DATA SHOWN =>
* * *

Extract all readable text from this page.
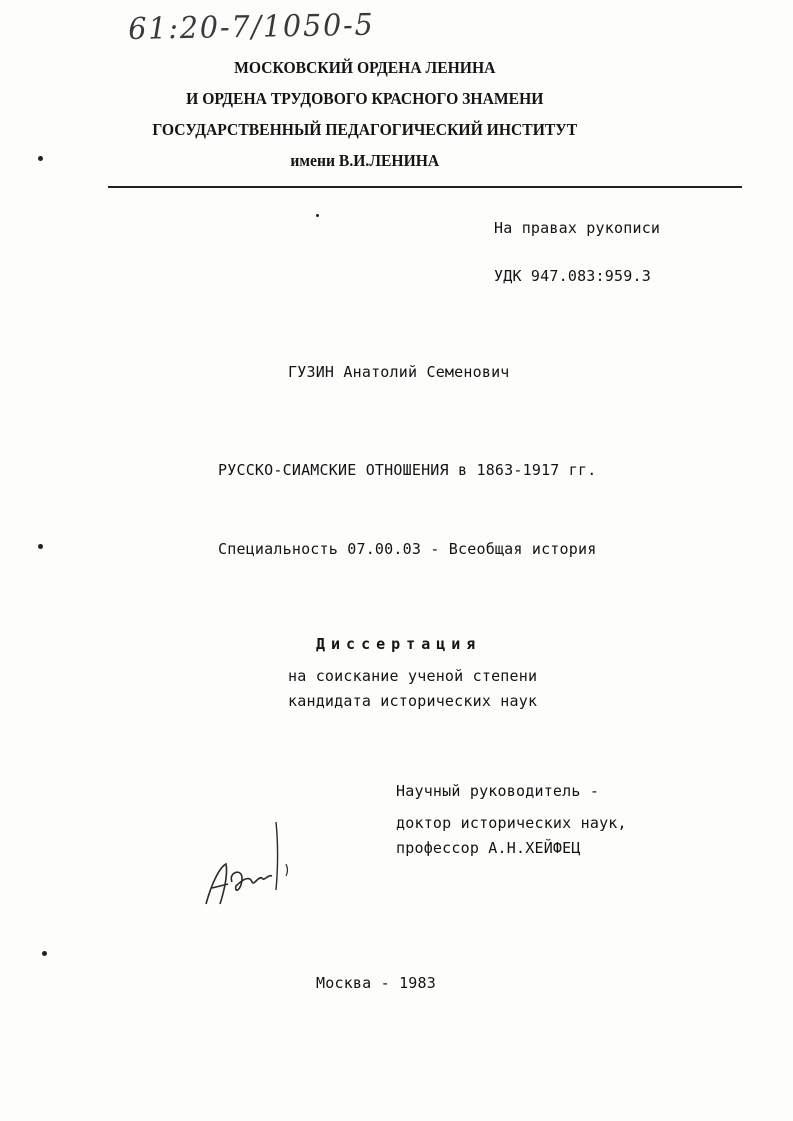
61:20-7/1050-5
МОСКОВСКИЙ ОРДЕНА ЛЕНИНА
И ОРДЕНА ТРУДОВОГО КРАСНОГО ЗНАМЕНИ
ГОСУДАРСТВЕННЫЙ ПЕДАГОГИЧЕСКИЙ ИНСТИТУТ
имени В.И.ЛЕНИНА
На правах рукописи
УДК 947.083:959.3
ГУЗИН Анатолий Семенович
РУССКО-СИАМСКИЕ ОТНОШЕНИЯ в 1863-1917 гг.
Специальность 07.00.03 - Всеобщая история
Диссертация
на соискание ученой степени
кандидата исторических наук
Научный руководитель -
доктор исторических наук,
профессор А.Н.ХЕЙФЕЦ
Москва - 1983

* * *

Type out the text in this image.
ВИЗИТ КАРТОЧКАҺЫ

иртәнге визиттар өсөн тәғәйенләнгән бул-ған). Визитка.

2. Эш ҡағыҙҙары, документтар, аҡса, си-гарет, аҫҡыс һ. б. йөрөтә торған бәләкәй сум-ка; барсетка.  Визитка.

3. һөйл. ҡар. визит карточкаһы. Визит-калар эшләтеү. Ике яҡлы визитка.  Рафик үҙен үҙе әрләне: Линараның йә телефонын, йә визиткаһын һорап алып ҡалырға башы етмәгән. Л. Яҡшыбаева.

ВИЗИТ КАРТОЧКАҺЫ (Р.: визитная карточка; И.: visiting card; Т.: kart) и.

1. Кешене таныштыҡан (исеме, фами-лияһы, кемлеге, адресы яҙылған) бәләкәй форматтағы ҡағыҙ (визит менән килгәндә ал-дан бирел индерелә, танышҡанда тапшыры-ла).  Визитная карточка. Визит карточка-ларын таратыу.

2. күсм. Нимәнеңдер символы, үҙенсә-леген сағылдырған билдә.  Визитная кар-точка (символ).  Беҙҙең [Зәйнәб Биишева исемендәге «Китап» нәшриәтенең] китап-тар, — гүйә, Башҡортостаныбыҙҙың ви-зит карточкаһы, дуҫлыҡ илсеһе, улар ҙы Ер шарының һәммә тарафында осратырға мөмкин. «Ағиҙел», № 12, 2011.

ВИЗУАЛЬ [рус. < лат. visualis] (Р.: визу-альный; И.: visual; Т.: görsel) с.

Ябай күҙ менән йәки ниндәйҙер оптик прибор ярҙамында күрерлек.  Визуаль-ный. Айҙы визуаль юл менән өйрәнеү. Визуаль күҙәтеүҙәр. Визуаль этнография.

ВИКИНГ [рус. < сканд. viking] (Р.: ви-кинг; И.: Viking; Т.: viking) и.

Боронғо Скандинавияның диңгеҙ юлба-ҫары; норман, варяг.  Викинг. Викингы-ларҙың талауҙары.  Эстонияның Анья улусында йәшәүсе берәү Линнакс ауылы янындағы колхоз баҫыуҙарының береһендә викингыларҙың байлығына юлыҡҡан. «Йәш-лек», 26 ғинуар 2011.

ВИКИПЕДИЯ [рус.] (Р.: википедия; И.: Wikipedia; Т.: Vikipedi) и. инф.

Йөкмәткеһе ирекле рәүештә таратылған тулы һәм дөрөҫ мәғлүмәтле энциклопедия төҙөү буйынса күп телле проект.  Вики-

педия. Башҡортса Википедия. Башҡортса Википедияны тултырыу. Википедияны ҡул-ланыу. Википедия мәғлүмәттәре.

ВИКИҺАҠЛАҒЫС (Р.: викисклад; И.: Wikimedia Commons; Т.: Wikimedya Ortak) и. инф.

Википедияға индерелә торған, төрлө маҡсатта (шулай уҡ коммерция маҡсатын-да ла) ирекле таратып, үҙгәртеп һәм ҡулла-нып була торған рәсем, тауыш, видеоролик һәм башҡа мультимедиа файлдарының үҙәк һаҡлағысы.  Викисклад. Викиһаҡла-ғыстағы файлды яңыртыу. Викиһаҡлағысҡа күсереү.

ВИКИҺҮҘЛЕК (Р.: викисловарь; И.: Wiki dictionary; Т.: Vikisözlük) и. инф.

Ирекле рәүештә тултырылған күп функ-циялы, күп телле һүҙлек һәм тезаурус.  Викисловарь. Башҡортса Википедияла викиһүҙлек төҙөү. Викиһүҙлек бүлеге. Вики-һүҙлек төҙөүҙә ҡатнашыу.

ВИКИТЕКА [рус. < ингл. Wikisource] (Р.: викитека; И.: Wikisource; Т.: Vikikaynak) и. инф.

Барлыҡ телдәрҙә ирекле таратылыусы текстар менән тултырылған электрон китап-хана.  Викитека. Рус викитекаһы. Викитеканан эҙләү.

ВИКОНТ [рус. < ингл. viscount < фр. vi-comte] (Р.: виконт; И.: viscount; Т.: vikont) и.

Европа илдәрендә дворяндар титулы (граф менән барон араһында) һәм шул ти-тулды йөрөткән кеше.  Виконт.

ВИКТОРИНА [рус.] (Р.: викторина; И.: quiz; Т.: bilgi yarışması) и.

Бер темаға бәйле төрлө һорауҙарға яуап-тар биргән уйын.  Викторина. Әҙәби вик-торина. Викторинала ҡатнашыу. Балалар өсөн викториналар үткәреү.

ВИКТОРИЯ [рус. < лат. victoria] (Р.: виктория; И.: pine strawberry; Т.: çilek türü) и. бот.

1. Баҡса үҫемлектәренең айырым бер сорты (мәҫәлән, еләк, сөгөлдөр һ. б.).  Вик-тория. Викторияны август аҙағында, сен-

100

* * *

PROBLEM TO SOLVE =>
Looking at the data above, how many lines hold the word "өсөн"? Respond with the number alone.

TASK SOLUTION =>
2